## What the exercise asks
Render every entry exactly as it appears.

## Records provided

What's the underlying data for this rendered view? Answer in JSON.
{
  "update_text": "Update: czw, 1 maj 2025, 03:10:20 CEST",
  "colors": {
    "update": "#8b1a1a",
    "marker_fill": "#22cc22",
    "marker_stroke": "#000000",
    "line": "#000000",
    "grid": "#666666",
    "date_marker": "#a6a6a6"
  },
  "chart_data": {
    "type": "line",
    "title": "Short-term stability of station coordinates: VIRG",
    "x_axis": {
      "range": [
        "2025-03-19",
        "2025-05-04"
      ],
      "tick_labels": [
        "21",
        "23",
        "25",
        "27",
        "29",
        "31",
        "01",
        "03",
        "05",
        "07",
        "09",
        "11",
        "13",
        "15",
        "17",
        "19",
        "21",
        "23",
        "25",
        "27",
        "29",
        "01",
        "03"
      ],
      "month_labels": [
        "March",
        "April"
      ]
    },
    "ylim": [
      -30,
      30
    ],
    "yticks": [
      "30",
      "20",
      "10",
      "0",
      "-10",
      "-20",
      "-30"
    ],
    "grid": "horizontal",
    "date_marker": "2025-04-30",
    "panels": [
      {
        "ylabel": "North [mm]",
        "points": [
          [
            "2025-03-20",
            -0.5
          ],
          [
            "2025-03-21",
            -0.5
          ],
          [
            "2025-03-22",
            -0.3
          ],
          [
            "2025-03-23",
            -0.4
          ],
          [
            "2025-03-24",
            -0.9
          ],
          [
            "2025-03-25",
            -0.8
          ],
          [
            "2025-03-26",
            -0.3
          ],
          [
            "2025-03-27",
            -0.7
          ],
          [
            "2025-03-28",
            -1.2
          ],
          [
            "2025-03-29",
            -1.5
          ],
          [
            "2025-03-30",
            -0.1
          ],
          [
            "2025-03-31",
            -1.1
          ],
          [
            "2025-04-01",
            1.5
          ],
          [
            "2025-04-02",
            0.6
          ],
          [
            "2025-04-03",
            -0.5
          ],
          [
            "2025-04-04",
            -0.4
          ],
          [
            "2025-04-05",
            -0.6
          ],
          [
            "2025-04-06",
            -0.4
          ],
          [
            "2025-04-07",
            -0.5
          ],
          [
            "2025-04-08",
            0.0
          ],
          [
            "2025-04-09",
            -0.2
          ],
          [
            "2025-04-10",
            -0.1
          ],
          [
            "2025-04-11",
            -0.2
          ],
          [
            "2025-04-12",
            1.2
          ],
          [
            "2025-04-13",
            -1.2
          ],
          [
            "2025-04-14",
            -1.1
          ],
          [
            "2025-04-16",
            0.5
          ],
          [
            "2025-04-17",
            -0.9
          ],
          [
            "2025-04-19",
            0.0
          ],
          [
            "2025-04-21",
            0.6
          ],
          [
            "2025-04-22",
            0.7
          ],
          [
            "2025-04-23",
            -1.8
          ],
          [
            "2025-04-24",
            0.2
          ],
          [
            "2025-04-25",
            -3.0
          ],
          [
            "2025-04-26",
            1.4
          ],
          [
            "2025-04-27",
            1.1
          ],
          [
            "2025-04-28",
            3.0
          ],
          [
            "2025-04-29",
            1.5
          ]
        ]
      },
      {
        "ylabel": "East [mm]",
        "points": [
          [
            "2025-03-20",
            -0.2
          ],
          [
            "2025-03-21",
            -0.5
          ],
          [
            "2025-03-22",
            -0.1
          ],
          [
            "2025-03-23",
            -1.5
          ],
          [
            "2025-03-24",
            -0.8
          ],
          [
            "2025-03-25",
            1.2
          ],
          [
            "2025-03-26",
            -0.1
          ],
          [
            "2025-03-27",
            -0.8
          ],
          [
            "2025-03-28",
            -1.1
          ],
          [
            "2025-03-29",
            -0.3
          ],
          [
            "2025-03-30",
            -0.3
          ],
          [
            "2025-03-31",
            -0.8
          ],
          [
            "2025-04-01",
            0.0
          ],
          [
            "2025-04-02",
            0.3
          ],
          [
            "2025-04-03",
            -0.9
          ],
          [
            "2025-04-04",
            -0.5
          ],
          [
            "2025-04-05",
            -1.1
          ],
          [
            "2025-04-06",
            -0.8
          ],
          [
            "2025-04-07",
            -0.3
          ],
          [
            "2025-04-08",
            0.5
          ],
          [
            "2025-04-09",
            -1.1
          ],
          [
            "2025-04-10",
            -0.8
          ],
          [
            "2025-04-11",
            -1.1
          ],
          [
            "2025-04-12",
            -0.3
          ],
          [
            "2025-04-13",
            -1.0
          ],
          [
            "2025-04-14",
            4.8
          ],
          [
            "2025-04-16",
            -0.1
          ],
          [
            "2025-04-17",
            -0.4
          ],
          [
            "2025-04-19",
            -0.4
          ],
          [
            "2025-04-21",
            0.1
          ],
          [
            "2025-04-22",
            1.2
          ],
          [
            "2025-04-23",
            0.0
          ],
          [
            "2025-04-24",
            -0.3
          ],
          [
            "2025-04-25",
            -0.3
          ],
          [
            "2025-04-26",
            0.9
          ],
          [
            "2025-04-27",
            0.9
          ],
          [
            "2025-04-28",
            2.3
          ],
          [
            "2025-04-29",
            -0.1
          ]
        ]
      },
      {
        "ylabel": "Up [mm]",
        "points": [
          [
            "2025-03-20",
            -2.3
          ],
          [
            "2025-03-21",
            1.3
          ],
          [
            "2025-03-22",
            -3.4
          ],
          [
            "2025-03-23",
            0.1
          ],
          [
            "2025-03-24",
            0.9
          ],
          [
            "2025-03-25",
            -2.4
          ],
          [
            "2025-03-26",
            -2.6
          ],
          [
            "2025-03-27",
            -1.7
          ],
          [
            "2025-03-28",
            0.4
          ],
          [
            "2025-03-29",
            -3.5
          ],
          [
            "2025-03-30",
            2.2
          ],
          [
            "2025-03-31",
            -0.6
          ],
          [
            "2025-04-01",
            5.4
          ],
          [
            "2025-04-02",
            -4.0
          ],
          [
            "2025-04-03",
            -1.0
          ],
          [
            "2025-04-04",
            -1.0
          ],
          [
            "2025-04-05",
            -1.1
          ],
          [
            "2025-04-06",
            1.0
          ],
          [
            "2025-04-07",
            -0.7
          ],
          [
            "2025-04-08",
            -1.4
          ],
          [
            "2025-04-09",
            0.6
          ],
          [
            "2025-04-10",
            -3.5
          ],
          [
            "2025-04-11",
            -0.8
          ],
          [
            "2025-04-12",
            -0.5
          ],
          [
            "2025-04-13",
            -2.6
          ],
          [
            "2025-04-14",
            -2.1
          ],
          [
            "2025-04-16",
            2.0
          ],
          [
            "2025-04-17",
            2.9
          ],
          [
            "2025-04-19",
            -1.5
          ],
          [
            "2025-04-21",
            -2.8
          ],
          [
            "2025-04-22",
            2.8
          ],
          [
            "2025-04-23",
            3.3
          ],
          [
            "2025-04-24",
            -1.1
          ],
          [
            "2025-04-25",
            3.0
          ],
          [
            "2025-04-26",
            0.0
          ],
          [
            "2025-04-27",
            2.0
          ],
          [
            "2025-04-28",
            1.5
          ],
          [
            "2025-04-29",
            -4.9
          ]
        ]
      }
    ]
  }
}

## Answer in full
What's the underlying data for this rendered view? Answer in JSON.
{
  "update_text": "Update: czw, 1 maj 2025, 03:10:20 CEST",
  "colors": {
    "update": "#8b1a1a",
    "marker_fill": "#22cc22",
    "marker_stroke": "#000000",
    "line": "#000000",
    "grid": "#666666",
    "date_marker": "#a6a6a6"
  },
  "chart_data": {
    "type": "line",
    "title": "Short-term stability of station coordinates: VIRG",
    "x_axis": {
      "range": [
        "2025-03-19",
        "2025-05-04"
      ],
      "tick_labels": [
        "21",
        "23",
        "25",
        "27",
        "29",
        "31",
        "01",
        "03",
        "05",
        "07",
        "09",
        "11",
        "13",
        "15",
        "17",
        "19",
        "21",
        "23",
        "25",
        "27",
        "29",
        "01",
        "03"
      ],
      "month_labels": [
        "March",
        "April"
      ]
    },
    "ylim": [
      -30,
      30
    ],
    "yticks": [
      "30",
      "20",
      "10",
      "0",
      "-10",
      "-20",
      "-30"
    ],
    "grid": "horizontal",
    "date_marker": "2025-04-30",
    "panels": [
      {
        "ylabel": "North [mm]",
        "points": [
          [
            "2025-03-20",
            -0.5
          ],
          [
            "2025-03-21",
            -0.5
          ],
          [
            "2025-03-22",
            -0.3
          ],
          [
            "2025-03-23",
            -0.4
          ],
          [
            "2025-03-24",
            -0.9
          ],
          [
            "2025-03-25",
            -0.8
          ],
          [
            "2025-03-26",
            -0.3
          ],
          [
            "2025-03-27",
            -0.7
          ],
          [
            "2025-03-28",
            -1.2
          ],
          [
            "2025-03-29",
            -1.5
          ],
          [
            "2025-03-30",
            -0.1
          ],
          [
            "2025-03-31",
            -1.1
          ],
          [
            "2025-04-01",
            1.5
          ],
          [
            "2025-04-02",
            0.6
          ],
          [
            "2025-04-03",
            -0.5
          ],
          [
            "2025-04-04",
            -0.4
          ],
          [
            "2025-04-05",
            -0.6
          ],
          [
            "2025-04-06",
            -0.4
          ],
          [
            "2025-04-07",
            -0.5
          ],
          [
            "2025-04-08",
            0.0
          ],
          [
            "2025-04-09",
            -0.2
          ],
          [
            "2025-04-10",
            -0.1
          ],
          [
            "2025-04-11",
            -0.2
          ],
          [
            "2025-04-12",
            1.2
          ],
          [
            "2025-04-13",
            -1.2
          ],
          [
            "2025-04-14",
            -1.1
          ],
          [
            "2025-04-16",
            0.5
          ],
          [
            "2025-04-17",
            -0.9
          ],
          [
            "2025-04-19",
            0.0
          ],
          [
            "2025-04-21",
            0.6
          ],
          [
            "2025-04-22",
            0.7
          ],
          [
            "2025-04-23",
            -1.8
          ],
          [
            "2025-04-24",
            0.2
          ],
          [
            "2025-04-25",
            -3.0
          ],
          [
            "2025-04-26",
            1.4
          ],
          [
            "2025-04-27",
            1.1
          ],
          [
            "2025-04-28",
            3.0
          ],
          [
            "2025-04-29",
            1.5
          ]
        ]
      },
      {
        "ylabel": "East [mm]",
        "points": [
          [
            "2025-03-20",
            -0.2
          ],
          [
            "2025-03-21",
            -0.5
          ],
          [
            "2025-03-22",
            -0.1
          ],
          [
            "2025-03-23",
            -1.5
          ],
          [
            "2025-03-24",
            -0.8
          ],
          [
            "2025-03-25",
            1.2
          ],
          [
            "2025-03-26",
            -0.1
          ],
          [
            "2025-03-27",
            -0.8
          ],
          [
            "2025-03-28",
            -1.1
          ],
          [
            "2025-03-29",
            -0.3
          ],
          [
            "2025-03-30",
            -0.3
          ],
          [
            "2025-03-31",
            -0.8
          ],
          [
            "2025-04-01",
            0.0
          ],
          [
            "2025-04-02",
            0.3
          ],
          [
            "2025-04-03",
            -0.9
          ],
          [
            "2025-04-04",
            -0.5
          ],
          [
            "2025-04-05",
            -1.1
          ],
          [
            "2025-04-06",
            -0.8
          ],
          [
            "2025-04-07",
            -0.3
          ],
          [
            "2025-04-08",
            0.5
          ],
          [
            "2025-04-09",
            -1.1
          ],
          [
            "2025-04-10",
            -0.8
          ],
          [
            "2025-04-11",
            -1.1
          ],
          [
            "2025-04-12",
            -0.3
          ],
          [
            "2025-04-13",
            -1.0
          ],
          [
            "2025-04-14",
            4.8
          ],
          [
            "2025-04-16",
            -0.1
          ],
          [
            "2025-04-17",
            -0.4
          ],
          [
            "2025-04-19",
            -0.4
          ],
          [
            "2025-04-21",
            0.1
          ],
          [
            "2025-04-22",
            1.2
          ],
          [
            "2025-04-23",
            0.0
          ],
          [
            "2025-04-24",
            -0.3
          ],
          [
            "2025-04-25",
            -0.3
          ],
          [
            "2025-04-26",
            0.9
          ],
          [
            "2025-04-27",
            0.9
          ],
          [
            "2025-04-28",
            2.3
          ],
          [
            "2025-04-29",
            -0.1
          ]
        ]
      },
      {
        "ylabel": "Up [mm]",
        "points": [
          [
            "2025-03-20",
            -2.3
          ],
          [
            "2025-03-21",
            1.3
          ],
          [
            "2025-03-22",
            -3.4
          ],
          [
            "2025-03-23",
            0.1
          ],
          [
            "2025-03-24",
            0.9
          ],
          [
            "2025-03-25",
            -2.4
          ],
          [
            "2025-03-26",
            -2.6
          ],
          [
            "2025-03-27",
            -1.7
          ],
          [
            "2025-03-28",
            0.4
          ],
          [
            "2025-03-29",
            -3.5
          ],
          [
            "2025-03-30",
            2.2
          ],
          [
            "2025-03-31",
            -0.6
          ],
          [
            "2025-04-01",
            5.4
          ],
          [
            "2025-04-02",
            -4.0
          ],
          [
            "2025-04-03",
            -1.0
          ],
          [
            "2025-04-04",
            -1.0
          ],
          [
            "2025-04-05",
            -1.1
          ],
          [
            "2025-04-06",
            1.0
          ],
          [
            "2025-04-07",
            -0.7
          ],
          [
            "2025-04-08",
            -1.4
          ],
          [
            "2025-04-09",
            0.6
          ],
          [
            "2025-04-10",
            -3.5
          ],
          [
            "2025-04-11",
            -0.8
          ],
          [
            "2025-04-12",
            -0.5
          ],
          [
            "2025-04-13",
            -2.6
          ],
          [
            "2025-04-14",
            -2.1
          ],
          [
            "2025-04-16",
            2.0
          ],
          [
            "2025-04-17",
            2.9
          ],
          [
            "2025-04-19",
            -1.5
          ],
          [
            "2025-04-21",
            -2.8
          ],
          [
            "2025-04-22",
            2.8
          ],
          [
            "2025-04-23",
            3.3
          ],
          [
            "2025-04-24",
            -1.1
          ],
          [
            "2025-04-25",
            3.0
          ],
          [
            "2025-04-26",
            0.0
          ],
          [
            "2025-04-27",
            2.0
          ],
          [
            "2025-04-28",
            1.5
          ],
          [
            "2025-04-29",
            -4.9
          ]
        ]
      }
    ]
  }
}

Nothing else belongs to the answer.